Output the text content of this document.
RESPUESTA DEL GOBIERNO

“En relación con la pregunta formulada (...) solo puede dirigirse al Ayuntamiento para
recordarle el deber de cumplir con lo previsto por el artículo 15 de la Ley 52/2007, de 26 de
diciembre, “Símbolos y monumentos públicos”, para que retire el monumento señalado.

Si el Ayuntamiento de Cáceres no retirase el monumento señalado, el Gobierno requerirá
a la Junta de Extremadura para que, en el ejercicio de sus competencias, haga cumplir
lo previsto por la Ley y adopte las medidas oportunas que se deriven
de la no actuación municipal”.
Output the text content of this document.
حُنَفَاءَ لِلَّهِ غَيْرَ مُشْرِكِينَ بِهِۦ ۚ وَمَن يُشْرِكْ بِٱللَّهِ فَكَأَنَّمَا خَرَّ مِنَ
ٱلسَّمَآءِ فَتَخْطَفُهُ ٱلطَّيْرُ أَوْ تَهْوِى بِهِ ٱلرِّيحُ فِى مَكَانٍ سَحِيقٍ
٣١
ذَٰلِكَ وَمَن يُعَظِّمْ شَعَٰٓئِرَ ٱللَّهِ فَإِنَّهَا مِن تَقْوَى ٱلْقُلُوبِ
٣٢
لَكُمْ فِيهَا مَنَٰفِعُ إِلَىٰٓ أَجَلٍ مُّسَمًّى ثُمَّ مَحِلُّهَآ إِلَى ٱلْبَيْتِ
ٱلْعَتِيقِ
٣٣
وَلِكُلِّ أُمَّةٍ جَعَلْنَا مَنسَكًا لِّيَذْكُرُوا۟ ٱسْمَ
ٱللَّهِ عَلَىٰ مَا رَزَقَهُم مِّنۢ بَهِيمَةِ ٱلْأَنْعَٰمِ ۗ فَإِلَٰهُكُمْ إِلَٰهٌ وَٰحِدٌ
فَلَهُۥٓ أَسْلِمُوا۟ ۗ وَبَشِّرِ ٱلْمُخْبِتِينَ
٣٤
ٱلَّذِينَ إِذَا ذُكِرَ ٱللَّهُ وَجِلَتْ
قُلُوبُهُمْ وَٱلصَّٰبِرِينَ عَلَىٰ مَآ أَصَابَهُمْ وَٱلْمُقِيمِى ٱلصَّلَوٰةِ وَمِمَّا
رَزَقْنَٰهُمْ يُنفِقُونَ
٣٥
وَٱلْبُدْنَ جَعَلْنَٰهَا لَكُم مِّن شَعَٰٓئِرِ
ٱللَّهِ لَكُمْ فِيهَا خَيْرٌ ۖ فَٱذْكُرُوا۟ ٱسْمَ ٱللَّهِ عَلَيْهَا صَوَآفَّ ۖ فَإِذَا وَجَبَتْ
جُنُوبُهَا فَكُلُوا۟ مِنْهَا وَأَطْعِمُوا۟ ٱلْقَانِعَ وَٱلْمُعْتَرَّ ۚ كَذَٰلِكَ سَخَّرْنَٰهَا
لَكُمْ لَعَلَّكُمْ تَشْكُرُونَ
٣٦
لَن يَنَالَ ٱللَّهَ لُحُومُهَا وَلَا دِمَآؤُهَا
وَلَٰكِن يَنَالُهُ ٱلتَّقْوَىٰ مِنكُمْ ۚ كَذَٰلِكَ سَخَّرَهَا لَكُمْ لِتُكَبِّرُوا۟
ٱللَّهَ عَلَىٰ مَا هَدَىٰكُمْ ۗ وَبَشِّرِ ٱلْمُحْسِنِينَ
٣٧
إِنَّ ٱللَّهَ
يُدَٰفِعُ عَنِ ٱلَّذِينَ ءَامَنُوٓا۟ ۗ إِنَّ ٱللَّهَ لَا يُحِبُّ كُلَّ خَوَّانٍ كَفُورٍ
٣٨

■ ■ ■

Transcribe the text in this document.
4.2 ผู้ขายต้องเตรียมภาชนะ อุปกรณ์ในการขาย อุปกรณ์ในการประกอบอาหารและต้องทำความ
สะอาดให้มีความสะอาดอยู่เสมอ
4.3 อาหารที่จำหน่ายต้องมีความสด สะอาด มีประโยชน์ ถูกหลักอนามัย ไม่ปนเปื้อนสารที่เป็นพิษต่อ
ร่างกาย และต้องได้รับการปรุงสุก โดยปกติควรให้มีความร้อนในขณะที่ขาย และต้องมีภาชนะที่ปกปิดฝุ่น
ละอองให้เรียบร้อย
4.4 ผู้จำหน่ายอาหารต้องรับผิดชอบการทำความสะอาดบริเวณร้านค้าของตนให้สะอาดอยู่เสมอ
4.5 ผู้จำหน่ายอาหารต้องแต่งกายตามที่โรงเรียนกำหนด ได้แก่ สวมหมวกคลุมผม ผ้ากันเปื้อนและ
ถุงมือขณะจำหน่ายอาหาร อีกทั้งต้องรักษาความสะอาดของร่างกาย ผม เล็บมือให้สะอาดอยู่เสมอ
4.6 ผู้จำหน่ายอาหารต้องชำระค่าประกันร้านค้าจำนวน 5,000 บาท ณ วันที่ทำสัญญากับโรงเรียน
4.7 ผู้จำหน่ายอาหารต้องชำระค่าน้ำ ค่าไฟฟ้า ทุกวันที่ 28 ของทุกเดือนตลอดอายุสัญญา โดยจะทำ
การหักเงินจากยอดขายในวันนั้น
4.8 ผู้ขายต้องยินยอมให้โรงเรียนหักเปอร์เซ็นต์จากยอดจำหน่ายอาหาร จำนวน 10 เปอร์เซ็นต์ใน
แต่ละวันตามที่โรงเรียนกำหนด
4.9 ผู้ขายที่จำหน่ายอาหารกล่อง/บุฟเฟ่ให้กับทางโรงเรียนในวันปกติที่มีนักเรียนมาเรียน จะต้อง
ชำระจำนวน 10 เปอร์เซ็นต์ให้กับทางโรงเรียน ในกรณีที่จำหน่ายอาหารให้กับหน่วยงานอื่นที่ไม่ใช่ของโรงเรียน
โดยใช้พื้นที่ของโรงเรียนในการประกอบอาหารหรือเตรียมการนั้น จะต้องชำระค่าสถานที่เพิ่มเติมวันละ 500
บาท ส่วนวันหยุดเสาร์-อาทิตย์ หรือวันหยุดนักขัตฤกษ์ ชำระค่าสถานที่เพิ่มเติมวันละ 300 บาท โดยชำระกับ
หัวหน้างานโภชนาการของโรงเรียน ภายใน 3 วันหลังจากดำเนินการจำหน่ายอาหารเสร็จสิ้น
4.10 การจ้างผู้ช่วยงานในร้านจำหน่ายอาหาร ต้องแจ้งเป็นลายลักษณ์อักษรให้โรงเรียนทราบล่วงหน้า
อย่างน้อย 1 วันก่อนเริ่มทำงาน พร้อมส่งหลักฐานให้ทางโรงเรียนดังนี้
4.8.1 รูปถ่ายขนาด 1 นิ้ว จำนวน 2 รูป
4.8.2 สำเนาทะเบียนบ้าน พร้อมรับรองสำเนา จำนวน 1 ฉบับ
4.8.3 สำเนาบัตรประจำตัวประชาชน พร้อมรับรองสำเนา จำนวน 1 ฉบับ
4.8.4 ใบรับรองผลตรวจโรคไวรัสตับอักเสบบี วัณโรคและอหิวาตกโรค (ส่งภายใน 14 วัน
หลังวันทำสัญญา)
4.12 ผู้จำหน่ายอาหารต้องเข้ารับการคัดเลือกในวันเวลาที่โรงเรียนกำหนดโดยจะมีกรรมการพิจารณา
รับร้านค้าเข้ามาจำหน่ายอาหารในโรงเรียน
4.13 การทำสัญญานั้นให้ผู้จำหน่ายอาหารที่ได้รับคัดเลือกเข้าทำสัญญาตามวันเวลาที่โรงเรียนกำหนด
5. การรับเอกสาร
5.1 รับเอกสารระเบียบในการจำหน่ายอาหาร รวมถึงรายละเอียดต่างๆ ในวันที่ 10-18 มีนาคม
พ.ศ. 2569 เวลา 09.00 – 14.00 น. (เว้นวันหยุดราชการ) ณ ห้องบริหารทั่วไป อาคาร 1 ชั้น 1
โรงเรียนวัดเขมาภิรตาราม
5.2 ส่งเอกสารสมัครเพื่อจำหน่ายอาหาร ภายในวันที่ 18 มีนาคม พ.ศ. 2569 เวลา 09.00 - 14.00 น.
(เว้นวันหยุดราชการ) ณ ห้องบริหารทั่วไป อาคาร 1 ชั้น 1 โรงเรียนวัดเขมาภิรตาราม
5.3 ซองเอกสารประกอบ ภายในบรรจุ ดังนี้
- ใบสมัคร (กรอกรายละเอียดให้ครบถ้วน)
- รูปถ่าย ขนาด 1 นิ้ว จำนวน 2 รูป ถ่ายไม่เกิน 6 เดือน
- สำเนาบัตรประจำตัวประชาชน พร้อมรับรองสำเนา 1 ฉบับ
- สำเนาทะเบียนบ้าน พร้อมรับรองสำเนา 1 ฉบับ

■ ■ ■

Aim of the task: In the material above, tally every line with the string "señalado" in it, then give that number alone.

Worked answer: 2